== Short exercise ==
Render the data as a Markdown table with columns Row and Line, numbering each line and skipping blank lines. Start at the top of the data and end at the line containing "y-tick-label: 1.08000 bbox=[1158, 634, 1204, 648]", including both.

►

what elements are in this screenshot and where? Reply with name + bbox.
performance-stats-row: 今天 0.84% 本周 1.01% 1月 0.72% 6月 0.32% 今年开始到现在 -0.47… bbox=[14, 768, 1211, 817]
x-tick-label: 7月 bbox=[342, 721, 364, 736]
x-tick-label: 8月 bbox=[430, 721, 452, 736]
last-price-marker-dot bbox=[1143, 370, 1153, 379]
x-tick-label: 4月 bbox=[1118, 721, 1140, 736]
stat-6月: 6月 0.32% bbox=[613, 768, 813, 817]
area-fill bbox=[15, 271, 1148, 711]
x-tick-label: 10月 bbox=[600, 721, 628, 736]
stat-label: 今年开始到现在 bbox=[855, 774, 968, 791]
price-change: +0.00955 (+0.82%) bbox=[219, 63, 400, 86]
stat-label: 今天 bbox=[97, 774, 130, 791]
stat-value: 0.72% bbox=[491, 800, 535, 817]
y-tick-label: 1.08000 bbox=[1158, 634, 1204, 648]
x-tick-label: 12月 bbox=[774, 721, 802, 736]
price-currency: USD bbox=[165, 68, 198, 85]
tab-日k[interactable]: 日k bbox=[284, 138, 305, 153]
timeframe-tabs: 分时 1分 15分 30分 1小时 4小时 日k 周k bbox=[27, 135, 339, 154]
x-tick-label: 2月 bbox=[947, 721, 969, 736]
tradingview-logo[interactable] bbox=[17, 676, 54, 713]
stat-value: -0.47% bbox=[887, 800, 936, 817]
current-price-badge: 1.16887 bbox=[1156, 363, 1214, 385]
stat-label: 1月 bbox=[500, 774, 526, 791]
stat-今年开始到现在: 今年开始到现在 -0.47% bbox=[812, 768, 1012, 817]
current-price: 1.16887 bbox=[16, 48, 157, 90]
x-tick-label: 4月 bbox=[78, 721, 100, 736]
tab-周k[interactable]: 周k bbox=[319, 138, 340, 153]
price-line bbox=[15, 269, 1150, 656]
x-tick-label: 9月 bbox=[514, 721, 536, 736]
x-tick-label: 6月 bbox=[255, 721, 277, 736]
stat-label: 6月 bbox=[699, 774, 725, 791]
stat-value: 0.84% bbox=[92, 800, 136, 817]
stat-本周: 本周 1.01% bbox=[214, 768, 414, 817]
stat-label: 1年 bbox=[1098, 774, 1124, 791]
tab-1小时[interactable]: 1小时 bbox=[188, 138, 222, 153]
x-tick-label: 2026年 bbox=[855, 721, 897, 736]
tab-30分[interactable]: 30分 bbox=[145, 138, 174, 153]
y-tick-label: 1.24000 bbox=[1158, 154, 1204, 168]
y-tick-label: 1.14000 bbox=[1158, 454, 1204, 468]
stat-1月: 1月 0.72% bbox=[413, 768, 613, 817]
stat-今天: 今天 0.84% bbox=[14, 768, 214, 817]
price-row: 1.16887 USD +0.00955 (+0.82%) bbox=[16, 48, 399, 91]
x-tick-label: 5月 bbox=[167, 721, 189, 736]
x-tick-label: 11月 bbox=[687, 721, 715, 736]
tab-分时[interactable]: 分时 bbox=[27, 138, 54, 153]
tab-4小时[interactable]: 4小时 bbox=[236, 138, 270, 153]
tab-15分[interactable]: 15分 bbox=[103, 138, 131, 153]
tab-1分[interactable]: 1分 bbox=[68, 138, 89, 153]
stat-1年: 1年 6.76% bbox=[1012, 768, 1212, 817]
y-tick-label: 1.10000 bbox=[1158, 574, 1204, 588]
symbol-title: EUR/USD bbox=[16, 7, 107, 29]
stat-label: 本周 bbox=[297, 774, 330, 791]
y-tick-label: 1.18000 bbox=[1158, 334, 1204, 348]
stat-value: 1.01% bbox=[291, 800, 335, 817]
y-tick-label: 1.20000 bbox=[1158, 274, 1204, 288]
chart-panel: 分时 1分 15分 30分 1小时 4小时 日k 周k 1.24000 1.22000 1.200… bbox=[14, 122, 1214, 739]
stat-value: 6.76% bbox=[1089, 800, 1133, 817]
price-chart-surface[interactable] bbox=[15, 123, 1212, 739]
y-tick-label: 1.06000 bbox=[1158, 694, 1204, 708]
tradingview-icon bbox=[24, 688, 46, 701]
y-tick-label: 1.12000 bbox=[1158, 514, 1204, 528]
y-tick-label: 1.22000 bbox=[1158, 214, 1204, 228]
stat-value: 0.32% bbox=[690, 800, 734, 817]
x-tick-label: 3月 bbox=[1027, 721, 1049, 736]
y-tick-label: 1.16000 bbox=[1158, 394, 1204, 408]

◄

== Solution for this problem ==
| Row | Line |
|---|---|
| 1 | what elements are in this screenshot and where? Reply with name + bbox. |
| 2 | performance-stats-row: 今天 0.84% 本周 1.01% 1月 0.72% 6月 0.32% 今年开始到现在 -0.47… bbox=[14, 768, 1211, 817] |
| 3 | x-tick-label: 7月 bbox=[342, 721, 364, 736] |
| 4 | x-tick-label: 8月 bbox=[430, 721, 452, 736] |
| 5 | last-price-marker-dot bbox=[1143, 370, 1153, 379] |
| 6 | x-tick-label: 4月 bbox=[1118, 721, 1140, 736] |
| 7 | stat-6月: 6月 0.32% bbox=[613, 768, 813, 817] |
| 8 | area-fill bbox=[15, 271, 1148, 711] |
| 9 | x-tick-label: 10月 bbox=[600, 721, 628, 736] |
| 10 | stat-label: 今年开始到现在 bbox=[855, 774, 968, 791] |
| 11 | price-change: +0.00955 (+0.82%) bbox=[219, 63, 400, 86] |
| 12 | stat-label: 今天 bbox=[97, 774, 130, 791] |
| 13 | stat-value: 0.72% bbox=[491, 800, 535, 817] |
| 14 | y-tick-label: 1.08000 bbox=[1158, 634, 1204, 648] |